## Problem statement
Transcribe the entries below exactly.
★ ★ ★
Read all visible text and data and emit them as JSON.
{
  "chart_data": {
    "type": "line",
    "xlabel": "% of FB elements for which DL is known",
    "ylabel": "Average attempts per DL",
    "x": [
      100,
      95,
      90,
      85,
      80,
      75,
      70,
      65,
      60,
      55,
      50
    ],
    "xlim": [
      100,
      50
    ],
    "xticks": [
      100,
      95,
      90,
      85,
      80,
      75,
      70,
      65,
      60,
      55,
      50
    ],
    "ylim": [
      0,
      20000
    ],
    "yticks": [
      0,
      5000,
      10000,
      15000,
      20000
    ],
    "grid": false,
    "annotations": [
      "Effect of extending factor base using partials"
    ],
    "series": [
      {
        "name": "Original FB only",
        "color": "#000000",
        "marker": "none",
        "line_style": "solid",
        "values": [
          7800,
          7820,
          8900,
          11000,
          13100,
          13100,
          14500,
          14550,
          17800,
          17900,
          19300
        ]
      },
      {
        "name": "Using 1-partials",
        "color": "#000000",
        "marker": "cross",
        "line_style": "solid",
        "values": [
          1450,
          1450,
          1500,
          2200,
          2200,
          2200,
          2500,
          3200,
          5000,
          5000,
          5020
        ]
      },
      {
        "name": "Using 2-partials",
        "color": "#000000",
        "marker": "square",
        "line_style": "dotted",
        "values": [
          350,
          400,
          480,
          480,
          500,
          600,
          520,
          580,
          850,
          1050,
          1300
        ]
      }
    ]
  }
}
★ ★ ★
## The output
Read all visible text and data and emit them as JSON.
{
  "chart_data": {
    "type": "line",
    "xlabel": "% of FB elements for which DL is known",
    "ylabel": "Average attempts per DL",
    "x": [
      100,
      95,
      90,
      85,
      80,
      75,
      70,
      65,
      60,
      55,
      50
    ],
    "xlim": [
      100,
      50
    ],
    "xticks": [
      100,
      95,
      90,
      85,
      80,
      75,
      70,
      65,
      60,
      55,
      50
    ],
    "ylim": [
      0,
      20000
    ],
    "yticks": [
      0,
      5000,
      10000,
      15000,
      20000
    ],
    "grid": false,
    "annotations": [
      "Effect of extending factor base using partials"
    ],
    "series": [
      {
        "name": "Original FB only",
        "color": "#000000",
        "marker": "none",
        "line_style": "solid",
        "values": [
          7800,
          7820,
          8900,
          11000,
          13100,
          13100,
          14500,
          14550,
          17800,
          17900,
          19300
        ]
      },
      {
        "name": "Using 1-partials",
        "color": "#000000",
        "marker": "cross",
        "line_style": "solid",
        "values": [
          1450,
          1450,
          1500,
          2200,
          2200,
          2200,
          2500,
          3200,
          5000,
          5000,
          5020
        ]
      },
      {
        "name": "Using 2-partials",
        "color": "#000000",
        "marker": "square",
        "line_style": "dotted",
        "values": [
          350,
          400,
          480,
          480,
          500,
          600,
          520,
          580,
          850,
          1050,
          1300
        ]
      }
    ]
  }
}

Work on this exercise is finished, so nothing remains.